Identify and pull out each line of the entries in which "TradingView" occurs.

ROWS:
============================================================
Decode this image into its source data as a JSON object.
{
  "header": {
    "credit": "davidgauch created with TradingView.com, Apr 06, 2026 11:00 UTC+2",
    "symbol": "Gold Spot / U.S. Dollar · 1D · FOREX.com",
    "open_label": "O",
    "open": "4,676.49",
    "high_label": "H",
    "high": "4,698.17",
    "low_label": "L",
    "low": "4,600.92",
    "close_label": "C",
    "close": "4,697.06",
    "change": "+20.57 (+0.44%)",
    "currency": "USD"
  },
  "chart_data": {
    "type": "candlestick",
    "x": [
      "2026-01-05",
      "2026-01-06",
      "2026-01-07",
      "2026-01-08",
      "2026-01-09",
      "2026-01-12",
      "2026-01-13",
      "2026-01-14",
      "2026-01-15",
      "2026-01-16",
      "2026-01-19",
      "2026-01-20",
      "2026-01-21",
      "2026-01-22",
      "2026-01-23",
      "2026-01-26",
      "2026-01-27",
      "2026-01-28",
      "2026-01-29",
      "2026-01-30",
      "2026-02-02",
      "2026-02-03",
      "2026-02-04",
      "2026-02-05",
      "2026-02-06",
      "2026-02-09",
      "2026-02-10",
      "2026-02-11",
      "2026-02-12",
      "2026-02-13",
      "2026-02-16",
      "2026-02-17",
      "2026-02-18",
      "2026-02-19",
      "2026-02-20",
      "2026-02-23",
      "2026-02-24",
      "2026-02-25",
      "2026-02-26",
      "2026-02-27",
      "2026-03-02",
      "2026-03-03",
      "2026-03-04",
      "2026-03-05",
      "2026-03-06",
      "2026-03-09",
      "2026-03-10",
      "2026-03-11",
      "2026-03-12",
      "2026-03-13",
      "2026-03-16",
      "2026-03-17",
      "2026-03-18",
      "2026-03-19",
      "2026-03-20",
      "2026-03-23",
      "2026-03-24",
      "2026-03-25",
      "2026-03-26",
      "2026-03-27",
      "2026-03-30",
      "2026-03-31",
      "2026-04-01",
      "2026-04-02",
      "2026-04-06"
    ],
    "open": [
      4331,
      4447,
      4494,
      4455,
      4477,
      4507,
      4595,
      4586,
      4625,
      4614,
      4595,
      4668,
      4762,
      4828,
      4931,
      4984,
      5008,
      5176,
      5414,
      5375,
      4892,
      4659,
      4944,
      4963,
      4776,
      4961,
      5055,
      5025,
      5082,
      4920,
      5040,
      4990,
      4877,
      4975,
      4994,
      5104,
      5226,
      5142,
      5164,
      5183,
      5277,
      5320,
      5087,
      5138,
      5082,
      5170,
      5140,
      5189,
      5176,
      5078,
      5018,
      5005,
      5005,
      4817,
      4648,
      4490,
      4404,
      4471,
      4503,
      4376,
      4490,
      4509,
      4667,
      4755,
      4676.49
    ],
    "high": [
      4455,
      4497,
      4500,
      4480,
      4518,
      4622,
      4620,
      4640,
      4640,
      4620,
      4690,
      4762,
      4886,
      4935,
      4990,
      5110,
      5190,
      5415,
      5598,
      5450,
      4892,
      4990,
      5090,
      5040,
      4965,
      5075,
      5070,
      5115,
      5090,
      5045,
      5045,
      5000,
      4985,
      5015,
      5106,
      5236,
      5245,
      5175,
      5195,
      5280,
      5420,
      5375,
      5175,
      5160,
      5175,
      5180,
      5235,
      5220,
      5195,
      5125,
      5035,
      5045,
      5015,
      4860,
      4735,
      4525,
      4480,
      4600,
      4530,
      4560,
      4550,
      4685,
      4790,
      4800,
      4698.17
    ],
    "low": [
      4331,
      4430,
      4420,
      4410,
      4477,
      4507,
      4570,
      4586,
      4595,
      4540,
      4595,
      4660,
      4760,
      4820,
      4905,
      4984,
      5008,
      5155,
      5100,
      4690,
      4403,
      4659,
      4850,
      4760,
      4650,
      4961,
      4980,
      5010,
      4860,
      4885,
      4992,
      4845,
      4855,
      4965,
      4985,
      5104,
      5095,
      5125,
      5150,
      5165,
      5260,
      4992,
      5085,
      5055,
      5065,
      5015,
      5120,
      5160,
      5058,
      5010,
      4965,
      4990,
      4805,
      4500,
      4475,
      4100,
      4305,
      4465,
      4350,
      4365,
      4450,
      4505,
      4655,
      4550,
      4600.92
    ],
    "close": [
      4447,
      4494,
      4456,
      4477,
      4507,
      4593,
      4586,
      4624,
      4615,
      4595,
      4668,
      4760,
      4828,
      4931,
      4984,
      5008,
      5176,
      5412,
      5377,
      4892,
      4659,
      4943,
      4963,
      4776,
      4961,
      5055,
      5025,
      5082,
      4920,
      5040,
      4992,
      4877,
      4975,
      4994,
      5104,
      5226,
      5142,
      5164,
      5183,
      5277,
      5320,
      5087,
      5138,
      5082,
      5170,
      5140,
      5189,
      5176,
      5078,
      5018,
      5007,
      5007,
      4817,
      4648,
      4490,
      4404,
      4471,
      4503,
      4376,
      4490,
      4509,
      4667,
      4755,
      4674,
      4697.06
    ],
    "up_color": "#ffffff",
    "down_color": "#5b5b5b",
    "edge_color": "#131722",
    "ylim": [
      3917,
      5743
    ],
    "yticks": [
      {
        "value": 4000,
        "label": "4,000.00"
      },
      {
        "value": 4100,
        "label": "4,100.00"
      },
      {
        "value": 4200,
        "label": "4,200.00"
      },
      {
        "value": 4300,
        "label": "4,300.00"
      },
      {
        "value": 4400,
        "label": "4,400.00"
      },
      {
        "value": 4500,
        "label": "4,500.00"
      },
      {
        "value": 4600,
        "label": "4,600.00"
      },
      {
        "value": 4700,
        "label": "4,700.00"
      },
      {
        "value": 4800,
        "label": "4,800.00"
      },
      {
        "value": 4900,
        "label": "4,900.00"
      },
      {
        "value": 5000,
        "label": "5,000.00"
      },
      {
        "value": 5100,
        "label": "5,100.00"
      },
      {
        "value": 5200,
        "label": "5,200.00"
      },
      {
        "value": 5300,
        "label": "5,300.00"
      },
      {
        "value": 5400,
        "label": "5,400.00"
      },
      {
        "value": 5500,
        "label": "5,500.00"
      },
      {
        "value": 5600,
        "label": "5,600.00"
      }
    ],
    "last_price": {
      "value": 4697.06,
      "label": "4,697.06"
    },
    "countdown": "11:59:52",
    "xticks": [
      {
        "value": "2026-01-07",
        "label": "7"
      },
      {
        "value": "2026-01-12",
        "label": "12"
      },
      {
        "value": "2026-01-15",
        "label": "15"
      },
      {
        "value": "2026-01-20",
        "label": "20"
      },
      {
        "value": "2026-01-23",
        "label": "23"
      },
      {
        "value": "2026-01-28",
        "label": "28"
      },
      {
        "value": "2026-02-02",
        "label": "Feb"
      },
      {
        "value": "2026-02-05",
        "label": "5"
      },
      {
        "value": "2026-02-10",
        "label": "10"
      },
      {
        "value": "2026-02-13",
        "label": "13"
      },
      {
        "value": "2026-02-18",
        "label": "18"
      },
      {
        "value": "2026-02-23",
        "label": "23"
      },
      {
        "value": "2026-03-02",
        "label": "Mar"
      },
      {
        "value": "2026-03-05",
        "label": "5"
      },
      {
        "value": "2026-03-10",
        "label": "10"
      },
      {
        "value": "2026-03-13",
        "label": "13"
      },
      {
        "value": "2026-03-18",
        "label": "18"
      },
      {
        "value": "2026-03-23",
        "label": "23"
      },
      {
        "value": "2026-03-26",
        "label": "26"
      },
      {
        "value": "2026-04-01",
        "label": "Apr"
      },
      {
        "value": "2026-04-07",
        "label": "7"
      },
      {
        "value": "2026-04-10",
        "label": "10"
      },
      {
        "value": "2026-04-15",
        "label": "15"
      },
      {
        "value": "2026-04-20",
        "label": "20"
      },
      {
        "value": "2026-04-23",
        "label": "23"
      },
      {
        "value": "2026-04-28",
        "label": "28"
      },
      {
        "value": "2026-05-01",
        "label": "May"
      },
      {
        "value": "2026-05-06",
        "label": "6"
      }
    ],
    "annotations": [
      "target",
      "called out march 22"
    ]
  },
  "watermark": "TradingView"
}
============================================================
RESPONSE FOR THIS EXERCISE:
    "credit": "davidgauch created with TradingView.com, Apr 06, 2026 11:00 UTC+2",
  "watermark": "TradingView"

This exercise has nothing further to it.